▶ **What to do**
Quote every line of the listing below verbatim, from start to finish.

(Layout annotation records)
»»

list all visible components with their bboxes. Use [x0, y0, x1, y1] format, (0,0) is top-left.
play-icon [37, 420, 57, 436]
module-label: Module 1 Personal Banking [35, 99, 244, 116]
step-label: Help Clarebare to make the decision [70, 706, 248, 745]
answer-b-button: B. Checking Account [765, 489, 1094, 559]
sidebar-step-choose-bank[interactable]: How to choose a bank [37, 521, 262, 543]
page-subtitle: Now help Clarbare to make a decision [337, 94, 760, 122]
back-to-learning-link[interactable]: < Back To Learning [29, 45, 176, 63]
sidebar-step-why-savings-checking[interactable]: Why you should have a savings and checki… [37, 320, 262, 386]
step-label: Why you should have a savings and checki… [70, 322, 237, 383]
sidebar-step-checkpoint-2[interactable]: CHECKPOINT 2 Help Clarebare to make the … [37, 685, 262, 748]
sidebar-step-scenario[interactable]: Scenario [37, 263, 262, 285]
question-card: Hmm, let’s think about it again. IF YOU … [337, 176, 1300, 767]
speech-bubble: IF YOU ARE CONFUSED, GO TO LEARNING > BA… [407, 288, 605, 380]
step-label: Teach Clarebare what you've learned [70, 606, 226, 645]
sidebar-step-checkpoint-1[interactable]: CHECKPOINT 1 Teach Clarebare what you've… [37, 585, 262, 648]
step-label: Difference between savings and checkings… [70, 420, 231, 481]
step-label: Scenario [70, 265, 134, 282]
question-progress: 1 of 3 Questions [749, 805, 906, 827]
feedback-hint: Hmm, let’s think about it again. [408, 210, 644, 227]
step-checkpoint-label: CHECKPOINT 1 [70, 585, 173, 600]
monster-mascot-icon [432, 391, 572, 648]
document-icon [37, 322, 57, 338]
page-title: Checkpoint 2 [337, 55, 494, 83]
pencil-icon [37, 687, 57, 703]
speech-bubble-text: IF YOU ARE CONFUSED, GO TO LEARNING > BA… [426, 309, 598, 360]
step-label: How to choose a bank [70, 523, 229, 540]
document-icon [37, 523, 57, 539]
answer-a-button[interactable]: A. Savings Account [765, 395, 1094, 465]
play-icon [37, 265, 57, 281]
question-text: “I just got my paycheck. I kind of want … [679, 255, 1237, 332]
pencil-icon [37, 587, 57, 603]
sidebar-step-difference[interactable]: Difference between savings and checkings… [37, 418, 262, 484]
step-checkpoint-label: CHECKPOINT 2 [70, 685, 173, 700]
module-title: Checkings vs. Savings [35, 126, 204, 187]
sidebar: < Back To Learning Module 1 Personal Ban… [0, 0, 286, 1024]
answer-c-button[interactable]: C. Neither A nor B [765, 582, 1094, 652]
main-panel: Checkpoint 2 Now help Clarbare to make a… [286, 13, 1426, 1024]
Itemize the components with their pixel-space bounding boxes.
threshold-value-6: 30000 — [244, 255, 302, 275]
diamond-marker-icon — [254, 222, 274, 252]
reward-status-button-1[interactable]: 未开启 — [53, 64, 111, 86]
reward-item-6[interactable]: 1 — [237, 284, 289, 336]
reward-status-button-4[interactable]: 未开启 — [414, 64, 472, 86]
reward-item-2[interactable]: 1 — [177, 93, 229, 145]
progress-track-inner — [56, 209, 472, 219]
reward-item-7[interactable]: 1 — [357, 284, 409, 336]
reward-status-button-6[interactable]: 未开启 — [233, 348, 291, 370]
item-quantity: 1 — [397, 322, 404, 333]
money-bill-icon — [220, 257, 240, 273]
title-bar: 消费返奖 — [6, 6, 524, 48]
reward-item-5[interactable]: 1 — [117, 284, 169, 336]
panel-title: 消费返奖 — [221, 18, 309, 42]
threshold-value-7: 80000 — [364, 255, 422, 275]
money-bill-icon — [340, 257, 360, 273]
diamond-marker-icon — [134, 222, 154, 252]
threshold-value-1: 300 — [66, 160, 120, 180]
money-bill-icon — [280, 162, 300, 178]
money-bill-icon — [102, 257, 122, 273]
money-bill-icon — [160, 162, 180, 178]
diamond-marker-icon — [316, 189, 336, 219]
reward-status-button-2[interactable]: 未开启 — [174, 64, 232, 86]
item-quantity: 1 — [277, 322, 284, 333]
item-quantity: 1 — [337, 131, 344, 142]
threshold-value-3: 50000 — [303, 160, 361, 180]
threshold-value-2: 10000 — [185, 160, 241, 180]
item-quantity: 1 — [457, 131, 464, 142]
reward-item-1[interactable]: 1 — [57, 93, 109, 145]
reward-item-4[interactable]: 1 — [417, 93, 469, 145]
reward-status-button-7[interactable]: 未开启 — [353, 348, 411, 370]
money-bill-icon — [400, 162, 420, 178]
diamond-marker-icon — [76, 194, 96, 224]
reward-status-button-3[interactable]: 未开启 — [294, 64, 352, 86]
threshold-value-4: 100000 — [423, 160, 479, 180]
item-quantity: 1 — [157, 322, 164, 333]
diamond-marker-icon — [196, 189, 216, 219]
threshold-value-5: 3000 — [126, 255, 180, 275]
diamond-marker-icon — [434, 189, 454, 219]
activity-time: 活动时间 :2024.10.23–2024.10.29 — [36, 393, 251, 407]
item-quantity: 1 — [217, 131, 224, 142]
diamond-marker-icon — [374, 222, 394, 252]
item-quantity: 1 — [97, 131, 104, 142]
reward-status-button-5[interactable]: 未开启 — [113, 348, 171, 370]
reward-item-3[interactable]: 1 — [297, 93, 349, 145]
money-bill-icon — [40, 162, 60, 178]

««

▶ **Solution**
list all visible components with their bboxes. Use [x0, y0, x1, y1] format, (0,0) is top-left.
play-icon [37, 420, 57, 436]
module-label: Module 1 Personal Banking [35, 99, 244, 116]
step-label: Help Clarebare to make the decision [70, 706, 248, 745]
answer-b-button: B. Checking Account [765, 489, 1094, 559]
sidebar-step-choose-bank[interactable]: How to choose a bank [37, 521, 262, 543]
page-subtitle: Now help Clarbare to make a decision [337, 94, 760, 122]
back-to-learning-link[interactable]: < Back To Learning [29, 45, 176, 63]
sidebar-step-why-savings-checking[interactable]: Why you should have a savings and checki… [37, 320, 262, 386]
step-label: Why you should have a savings and checki… [70, 322, 237, 383]
sidebar-step-checkpoint-2[interactable]: CHECKPOINT 2 Help Clarebare to make the … [37, 685, 262, 748]
sidebar-step-scenario[interactable]: Scenario [37, 263, 262, 285]
question-card: Hmm, let’s think about it again. IF YOU … [337, 176, 1300, 767]
speech-bubble: IF YOU ARE CONFUSED, GO TO LEARNING > BA… [407, 288, 605, 380]
step-label: Teach Clarebare what you've learned [70, 606, 226, 645]
sidebar-step-checkpoint-1[interactable]: CHECKPOINT 1 Teach Clarebare what you've… [37, 585, 262, 648]
step-label: Difference between savings and checkings… [70, 420, 231, 481]
step-label: Scenario [70, 265, 134, 282]
question-progress: 1 of 3 Questions [749, 805, 906, 827]
feedback-hint: Hmm, let’s think about it again. [408, 210, 644, 227]
step-checkpoint-label: CHECKPOINT 1 [70, 585, 173, 600]
monster-mascot-icon [432, 391, 572, 648]
document-icon [37, 322, 57, 338]
page-title: Checkpoint 2 [337, 55, 494, 83]
pencil-icon [37, 687, 57, 703]
speech-bubble-text: IF YOU ARE CONFUSED, GO TO LEARNING > BA… [426, 309, 598, 360]
step-label: How to choose a bank [70, 523, 229, 540]
document-icon [37, 523, 57, 539]
answer-a-button[interactable]: A. Savings Account [765, 395, 1094, 465]
play-icon [37, 265, 57, 281]
question-text: “I just got my paycheck. I kind of want … [679, 255, 1237, 332]
pencil-icon [37, 587, 57, 603]
sidebar-step-difference[interactable]: Difference between savings and checkings… [37, 418, 262, 484]
step-checkpoint-label: CHECKPOINT 2 [70, 685, 173, 700]
module-title: Checkings vs. Savings [35, 126, 204, 187]
sidebar: < Back To Learning Module 1 Personal Ban… [0, 0, 286, 1024]
answer-c-button[interactable]: C. Neither A nor B [765, 582, 1094, 652]
main-panel: Checkpoint 2 Now help Clarbare to make a… [286, 13, 1426, 1024]
Itemize the components with their pixel-space bounding boxes.
threshold-value-6: 30000 — [244, 255, 302, 275]
diamond-marker-icon — [254, 222, 274, 252]
reward-status-button-1[interactable]: 未开启 — [53, 64, 111, 86]
reward-item-6[interactable]: 1 — [237, 284, 289, 336]
reward-status-button-4[interactable]: 未开启 — [414, 64, 472, 86]
reward-item-2[interactable]: 1 — [177, 93, 229, 145]
progress-track-inner — [56, 209, 472, 219]
reward-item-7[interactable]: 1 — [357, 284, 409, 336]
reward-status-button-6[interactable]: 未开启 — [233, 348, 291, 370]
item-quantity: 1 — [397, 322, 404, 333]
money-bill-icon — [220, 257, 240, 273]
title-bar: 消费返奖 — [6, 6, 524, 48]
reward-item-5[interactable]: 1 — [117, 284, 169, 336]
panel-title: 消费返奖 — [221, 18, 309, 42]
threshold-value-7: 80000 — [364, 255, 422, 275]
money-bill-icon — [340, 257, 360, 273]
diamond-marker-icon — [134, 222, 154, 252]
threshold-value-1: 300 — [66, 160, 120, 180]
money-bill-icon — [280, 162, 300, 178]
money-bill-icon — [102, 257, 122, 273]
money-bill-icon — [160, 162, 180, 178]
diamond-marker-icon — [316, 189, 336, 219]
reward-status-button-2[interactable]: 未开启 — [174, 64, 232, 86]
item-quantity: 1 — [277, 322, 284, 333]
item-quantity: 1 — [337, 131, 344, 142]
threshold-value-3: 50000 — [303, 160, 361, 180]
threshold-value-2: 10000 — [185, 160, 241, 180]
item-quantity: 1 — [457, 131, 464, 142]
reward-item-1[interactable]: 1 — [57, 93, 109, 145]
reward-item-4[interactable]: 1 — [417, 93, 469, 145]
reward-status-button-7[interactable]: 未开启 — [353, 348, 411, 370]
money-bill-icon — [400, 162, 420, 178]
diamond-marker-icon — [76, 194, 96, 224]
reward-status-button-3[interactable]: 未开启 — [294, 64, 352, 86]
threshold-value-4: 100000 — [423, 160, 479, 180]
item-quantity: 1 — [157, 322, 164, 333]
diamond-marker-icon — [196, 189, 216, 219]
threshold-value-5: 3000 — [126, 255, 180, 275]
diamond-marker-icon — [434, 189, 454, 219]
activity-time: 活动时间 :2024.10.23–2024.10.29 — [36, 393, 251, 407]
item-quantity: 1 — [217, 131, 224, 142]
diamond-marker-icon — [374, 222, 394, 252]
item-quantity: 1 — [97, 131, 104, 142]
reward-status-button-5[interactable]: 未开启 — [113, 348, 171, 370]
reward-item-3[interactable]: 1 — [297, 93, 349, 145]
money-bill-icon — [40, 162, 60, 178]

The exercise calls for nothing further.